Task brief: Write the records out again, precisely as they stand.

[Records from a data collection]
--- START ---

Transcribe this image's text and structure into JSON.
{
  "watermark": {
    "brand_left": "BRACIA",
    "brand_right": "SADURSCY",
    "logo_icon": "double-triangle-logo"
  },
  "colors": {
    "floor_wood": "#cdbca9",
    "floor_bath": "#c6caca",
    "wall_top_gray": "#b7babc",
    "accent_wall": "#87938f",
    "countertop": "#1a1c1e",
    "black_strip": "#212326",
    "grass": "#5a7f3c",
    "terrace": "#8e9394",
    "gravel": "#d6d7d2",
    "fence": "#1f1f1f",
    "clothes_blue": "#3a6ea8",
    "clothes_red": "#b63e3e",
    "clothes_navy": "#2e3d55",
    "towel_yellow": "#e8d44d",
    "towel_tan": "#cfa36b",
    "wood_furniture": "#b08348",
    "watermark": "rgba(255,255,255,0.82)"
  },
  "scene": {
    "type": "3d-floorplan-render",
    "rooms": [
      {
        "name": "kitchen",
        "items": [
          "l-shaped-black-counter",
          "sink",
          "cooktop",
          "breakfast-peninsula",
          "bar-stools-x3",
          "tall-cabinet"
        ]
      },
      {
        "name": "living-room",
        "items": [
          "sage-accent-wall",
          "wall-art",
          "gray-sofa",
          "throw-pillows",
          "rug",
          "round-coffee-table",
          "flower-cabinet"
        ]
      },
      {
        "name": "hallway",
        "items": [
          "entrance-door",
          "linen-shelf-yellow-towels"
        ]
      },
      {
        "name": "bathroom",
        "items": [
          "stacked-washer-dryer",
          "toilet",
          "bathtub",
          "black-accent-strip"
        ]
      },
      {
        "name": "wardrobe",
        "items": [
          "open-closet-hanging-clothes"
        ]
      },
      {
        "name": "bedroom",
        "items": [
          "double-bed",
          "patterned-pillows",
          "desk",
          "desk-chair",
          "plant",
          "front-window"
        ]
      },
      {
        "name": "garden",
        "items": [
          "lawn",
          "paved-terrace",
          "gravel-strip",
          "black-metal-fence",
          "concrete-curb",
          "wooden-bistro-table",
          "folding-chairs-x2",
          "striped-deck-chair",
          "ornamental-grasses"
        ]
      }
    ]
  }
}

--- END ---

The output:
Transcribe this image's text and structure into JSON.
{
  "watermark": {
    "brand_left": "BRACIA",
    "brand_right": "SADURSCY",
    "logo_icon": "double-triangle-logo"
  },
  "colors": {
    "floor_wood": "#cdbca9",
    "floor_bath": "#c6caca",
    "wall_top_gray": "#b7babc",
    "accent_wall": "#87938f",
    "countertop": "#1a1c1e",
    "black_strip": "#212326",
    "grass": "#5a7f3c",
    "terrace": "#8e9394",
    "gravel": "#d6d7d2",
    "fence": "#1f1f1f",
    "clothes_blue": "#3a6ea8",
    "clothes_red": "#b63e3e",
    "clothes_navy": "#2e3d55",
    "towel_yellow": "#e8d44d",
    "towel_tan": "#cfa36b",
    "wood_furniture": "#b08348",
    "watermark": "rgba(255,255,255,0.82)"
  },
  "scene": {
    "type": "3d-floorplan-render",
    "rooms": [
      {
        "name": "kitchen",
        "items": [
          "l-shaped-black-counter",
          "sink",
          "cooktop",
          "breakfast-peninsula",
          "bar-stools-x3",
          "tall-cabinet"
        ]
      },
      {
        "name": "living-room",
        "items": [
          "sage-accent-wall",
          "wall-art",
          "gray-sofa",
          "throw-pillows",
          "rug",
          "round-coffee-table",
          "flower-cabinet"
        ]
      },
      {
        "name": "hallway",
        "items": [
          "entrance-door",
          "linen-shelf-yellow-towels"
        ]
      },
      {
        "name": "bathroom",
        "items": [
          "stacked-washer-dryer",
          "toilet",
          "bathtub",
          "black-accent-strip"
        ]
      },
      {
        "name": "wardrobe",
        "items": [
          "open-closet-hanging-clothes"
        ]
      },
      {
        "name": "bedroom",
        "items": [
          "double-bed",
          "patterned-pillows",
          "desk",
          "desk-chair",
          "plant",
          "front-window"
        ]
      },
      {
        "name": "garden",
        "items": [
          "lawn",
          "paved-terrace",
          "gravel-strip",
          "black-metal-fence",
          "concrete-curb",
          "wooden-bistro-table",
          "folding-chairs-x2",
          "striped-deck-chair",
          "ornamental-grasses"
        ]
      }
    ]
  }
}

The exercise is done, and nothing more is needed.